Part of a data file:
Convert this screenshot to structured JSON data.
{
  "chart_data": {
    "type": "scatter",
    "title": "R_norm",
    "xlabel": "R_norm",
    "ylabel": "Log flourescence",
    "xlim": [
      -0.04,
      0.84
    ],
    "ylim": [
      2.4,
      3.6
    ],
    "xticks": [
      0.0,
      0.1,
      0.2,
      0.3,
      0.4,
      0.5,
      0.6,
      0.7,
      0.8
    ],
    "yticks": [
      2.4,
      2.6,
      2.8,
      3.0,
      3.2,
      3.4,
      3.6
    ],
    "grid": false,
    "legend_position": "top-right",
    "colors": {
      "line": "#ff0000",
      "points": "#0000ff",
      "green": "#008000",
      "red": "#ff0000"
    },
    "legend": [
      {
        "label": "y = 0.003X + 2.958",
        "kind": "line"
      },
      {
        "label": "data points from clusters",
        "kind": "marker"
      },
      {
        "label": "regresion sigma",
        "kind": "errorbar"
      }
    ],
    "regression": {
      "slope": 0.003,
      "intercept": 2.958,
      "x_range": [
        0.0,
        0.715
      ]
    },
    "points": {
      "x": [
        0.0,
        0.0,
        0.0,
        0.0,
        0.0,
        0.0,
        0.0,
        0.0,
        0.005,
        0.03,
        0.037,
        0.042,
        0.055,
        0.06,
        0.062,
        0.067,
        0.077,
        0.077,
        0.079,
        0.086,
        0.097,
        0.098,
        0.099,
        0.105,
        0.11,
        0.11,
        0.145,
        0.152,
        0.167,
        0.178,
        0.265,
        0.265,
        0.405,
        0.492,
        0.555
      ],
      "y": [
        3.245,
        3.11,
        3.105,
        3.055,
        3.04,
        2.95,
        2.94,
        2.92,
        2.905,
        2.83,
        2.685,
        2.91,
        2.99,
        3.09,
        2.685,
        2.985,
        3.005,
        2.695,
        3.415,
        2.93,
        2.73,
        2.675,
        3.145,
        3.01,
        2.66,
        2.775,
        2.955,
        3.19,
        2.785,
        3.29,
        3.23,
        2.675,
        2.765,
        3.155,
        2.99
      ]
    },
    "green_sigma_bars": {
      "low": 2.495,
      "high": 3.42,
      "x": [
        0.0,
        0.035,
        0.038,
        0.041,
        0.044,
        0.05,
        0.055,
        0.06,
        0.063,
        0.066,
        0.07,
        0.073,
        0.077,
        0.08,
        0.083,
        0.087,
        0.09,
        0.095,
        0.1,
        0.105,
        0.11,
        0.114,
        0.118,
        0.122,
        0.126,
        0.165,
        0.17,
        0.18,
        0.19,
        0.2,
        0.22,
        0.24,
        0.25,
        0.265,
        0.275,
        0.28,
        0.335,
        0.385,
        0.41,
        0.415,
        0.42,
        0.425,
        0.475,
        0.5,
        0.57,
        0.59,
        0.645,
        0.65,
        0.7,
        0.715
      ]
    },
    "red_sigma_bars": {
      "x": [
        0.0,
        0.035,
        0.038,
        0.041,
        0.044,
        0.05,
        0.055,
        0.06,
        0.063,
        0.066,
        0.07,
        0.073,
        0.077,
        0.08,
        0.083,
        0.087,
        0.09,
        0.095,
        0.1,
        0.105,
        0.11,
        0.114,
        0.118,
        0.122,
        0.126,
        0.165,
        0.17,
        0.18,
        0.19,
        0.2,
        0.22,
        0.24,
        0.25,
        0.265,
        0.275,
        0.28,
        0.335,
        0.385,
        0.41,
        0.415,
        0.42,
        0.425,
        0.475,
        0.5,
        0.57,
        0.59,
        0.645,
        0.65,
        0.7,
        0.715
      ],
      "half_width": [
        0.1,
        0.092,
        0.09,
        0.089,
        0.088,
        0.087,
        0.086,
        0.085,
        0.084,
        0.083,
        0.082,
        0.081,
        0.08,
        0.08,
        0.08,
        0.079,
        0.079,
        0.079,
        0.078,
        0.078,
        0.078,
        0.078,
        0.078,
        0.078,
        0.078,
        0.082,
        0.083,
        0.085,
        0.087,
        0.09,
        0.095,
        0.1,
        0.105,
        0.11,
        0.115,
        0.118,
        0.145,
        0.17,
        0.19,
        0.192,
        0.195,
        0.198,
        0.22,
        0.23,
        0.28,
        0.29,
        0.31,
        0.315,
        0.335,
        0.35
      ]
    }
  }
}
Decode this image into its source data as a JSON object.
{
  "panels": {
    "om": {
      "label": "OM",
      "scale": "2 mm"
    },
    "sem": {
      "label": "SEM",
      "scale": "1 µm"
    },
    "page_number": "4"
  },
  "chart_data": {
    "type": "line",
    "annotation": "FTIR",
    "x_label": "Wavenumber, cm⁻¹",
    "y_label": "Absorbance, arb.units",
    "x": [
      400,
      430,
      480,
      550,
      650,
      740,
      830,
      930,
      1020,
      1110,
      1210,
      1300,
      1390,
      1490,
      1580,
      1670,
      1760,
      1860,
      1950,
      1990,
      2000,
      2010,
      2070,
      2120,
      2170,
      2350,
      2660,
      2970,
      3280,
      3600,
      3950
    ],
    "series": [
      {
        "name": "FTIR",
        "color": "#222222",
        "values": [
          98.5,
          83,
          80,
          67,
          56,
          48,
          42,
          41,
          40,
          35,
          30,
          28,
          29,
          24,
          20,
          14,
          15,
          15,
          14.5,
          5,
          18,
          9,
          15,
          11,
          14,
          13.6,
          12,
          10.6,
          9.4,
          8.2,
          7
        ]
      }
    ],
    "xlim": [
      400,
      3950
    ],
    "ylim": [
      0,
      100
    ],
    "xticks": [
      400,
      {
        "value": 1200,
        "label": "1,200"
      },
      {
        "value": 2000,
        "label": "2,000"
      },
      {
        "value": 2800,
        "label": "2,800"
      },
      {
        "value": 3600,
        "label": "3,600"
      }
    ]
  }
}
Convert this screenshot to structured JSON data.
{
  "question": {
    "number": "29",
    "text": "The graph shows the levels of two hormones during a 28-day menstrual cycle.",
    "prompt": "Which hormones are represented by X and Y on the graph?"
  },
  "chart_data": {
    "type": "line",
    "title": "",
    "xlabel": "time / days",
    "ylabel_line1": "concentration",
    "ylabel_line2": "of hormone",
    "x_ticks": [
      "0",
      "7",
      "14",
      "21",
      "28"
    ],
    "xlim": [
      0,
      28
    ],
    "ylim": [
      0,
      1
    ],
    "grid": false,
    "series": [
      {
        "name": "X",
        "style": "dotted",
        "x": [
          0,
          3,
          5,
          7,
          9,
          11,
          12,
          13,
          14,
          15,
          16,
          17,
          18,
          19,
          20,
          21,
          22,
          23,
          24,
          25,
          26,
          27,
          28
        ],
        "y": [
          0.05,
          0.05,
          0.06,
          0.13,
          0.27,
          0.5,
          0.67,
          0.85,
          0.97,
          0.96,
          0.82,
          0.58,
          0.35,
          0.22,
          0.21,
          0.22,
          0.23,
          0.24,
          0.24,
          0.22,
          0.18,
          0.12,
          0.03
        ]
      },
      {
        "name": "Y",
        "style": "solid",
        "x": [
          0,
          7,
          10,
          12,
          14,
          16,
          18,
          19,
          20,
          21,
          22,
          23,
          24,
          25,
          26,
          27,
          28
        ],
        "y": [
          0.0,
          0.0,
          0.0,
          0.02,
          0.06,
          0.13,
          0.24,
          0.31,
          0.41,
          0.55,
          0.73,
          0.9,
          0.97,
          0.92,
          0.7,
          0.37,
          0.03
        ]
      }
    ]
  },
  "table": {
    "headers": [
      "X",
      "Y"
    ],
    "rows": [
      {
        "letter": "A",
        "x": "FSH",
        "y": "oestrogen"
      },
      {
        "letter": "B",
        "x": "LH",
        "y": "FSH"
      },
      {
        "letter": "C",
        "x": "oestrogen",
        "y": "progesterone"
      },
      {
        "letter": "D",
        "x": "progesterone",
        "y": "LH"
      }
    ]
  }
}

• Work to be completed: Extract every line of the records above that contains the word "graph".

• Exercise solution:
    "text": "The graph shows the levels of two hormones during a 28-day menstrual cycle.",
    "prompt": "Which hormones are represented by X and Y on the graph?"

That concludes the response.